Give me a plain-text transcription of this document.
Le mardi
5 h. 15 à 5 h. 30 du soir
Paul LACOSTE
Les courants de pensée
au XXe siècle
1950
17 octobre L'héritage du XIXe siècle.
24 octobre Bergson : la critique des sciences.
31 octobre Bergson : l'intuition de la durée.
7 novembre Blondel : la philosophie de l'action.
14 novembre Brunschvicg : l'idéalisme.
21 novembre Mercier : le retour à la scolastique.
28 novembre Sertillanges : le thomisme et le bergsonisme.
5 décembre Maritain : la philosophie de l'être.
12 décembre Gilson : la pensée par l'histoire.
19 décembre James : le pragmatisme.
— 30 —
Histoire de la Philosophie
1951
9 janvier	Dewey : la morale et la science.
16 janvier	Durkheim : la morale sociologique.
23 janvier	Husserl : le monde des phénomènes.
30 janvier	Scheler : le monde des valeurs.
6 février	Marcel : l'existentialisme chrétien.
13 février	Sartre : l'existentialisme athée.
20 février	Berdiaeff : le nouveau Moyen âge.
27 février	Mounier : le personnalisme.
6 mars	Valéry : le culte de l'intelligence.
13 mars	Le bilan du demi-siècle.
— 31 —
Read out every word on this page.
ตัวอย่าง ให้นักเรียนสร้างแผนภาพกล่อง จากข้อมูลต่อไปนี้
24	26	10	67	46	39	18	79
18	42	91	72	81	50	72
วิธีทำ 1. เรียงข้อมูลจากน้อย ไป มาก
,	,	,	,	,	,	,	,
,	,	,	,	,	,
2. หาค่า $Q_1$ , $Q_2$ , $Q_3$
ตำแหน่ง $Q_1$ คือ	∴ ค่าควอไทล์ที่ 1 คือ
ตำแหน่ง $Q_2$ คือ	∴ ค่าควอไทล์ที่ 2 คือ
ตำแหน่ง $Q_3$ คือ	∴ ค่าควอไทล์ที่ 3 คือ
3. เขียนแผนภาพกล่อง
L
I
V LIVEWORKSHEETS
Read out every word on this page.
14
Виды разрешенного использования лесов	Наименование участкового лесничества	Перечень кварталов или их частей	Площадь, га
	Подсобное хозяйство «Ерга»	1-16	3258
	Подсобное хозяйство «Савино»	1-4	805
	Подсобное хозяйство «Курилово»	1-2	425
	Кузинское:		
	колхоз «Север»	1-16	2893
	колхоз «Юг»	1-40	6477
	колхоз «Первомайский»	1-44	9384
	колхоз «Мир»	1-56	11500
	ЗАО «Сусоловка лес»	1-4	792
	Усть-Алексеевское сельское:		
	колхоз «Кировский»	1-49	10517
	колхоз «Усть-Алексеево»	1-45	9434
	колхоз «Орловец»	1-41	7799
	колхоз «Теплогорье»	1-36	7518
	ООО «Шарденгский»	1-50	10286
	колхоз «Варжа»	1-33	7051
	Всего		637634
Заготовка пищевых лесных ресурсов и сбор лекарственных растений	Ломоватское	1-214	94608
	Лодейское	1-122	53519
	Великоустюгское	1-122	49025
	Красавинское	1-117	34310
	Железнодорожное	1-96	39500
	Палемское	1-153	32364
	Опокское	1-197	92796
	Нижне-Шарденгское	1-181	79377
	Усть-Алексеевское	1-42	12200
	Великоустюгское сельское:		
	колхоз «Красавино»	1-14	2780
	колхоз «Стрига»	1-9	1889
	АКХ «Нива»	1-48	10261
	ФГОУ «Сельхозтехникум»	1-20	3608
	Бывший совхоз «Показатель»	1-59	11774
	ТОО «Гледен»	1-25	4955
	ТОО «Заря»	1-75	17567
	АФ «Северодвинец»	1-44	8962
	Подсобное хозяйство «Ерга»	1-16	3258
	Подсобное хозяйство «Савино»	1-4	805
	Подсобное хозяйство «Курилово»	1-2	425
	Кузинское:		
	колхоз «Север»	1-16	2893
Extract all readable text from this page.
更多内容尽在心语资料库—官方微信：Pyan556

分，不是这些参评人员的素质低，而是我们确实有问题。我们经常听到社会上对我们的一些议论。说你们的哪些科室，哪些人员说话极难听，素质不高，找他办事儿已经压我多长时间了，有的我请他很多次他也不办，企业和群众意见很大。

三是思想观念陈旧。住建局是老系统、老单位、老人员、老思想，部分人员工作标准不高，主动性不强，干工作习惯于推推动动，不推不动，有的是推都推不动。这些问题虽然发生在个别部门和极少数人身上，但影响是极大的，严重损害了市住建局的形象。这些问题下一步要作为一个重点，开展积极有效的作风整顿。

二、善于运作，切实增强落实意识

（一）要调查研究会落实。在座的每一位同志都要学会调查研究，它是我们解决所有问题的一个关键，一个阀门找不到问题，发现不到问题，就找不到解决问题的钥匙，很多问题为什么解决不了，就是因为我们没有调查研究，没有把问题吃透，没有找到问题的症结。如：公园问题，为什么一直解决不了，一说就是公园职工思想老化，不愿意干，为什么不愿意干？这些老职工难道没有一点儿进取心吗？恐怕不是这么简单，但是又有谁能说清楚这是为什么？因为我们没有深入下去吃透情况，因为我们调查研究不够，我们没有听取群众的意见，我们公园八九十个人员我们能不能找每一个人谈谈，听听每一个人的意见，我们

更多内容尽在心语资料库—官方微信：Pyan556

Task details:
Copy exactly the lines above, from the one containing "Extract all readable text from this page." through the very last line.

Written reply:
Extract all readable text from this page.
更多内容尽在心语资料库—官方微信：Pyan556

分，不是这些参评人员的素质低，而是我们确实有问题。我们经常听到社会上对我们的一些议论。说你们的哪些科室，哪些人员说话极难听，素质不高，找他办事儿已经压我多长时间了，有的我请他很多次他也不办，企业和群众意见很大。

三是思想观念陈旧。住建局是老系统、老单位、老人员、老思想，部分人员工作标准不高，主动性不强，干工作习惯于推推动动，不推不动，有的是推都推不动。这些问题虽然发生在个别部门和极少数人身上，但影响是极大的，严重损害了市住建局的形象。这些问题下一步要作为一个重点，开展积极有效的作风整顿。

二、善于运作，切实增强落实意识

（一）要调查研究会落实。在座的每一位同志都要学会调查研究，它是我们解决所有问题的一个关键，一个阀门找不到问题，发现不到问题，就找不到解决问题的钥匙，很多问题为什么解决不了，就是因为我们没有调查研究，没有把问题吃透，没有找到问题的症结。如：公园问题，为什么一直解决不了，一说就是公园职工思想老化，不愿意干，为什么不愿意干？这些老职工难道没有一点儿进取心吗？恐怕不是这么简单，但是又有谁能说清楚这是为什么？因为我们没有深入下去吃透情况，因为我们调查研究不够，我们没有听取群众的意见，我们公园八九十个人员我们能不能找每一个人谈谈，听听每一个人的意见，我们

更多内容尽在心语资料库—官方微信：Pyan556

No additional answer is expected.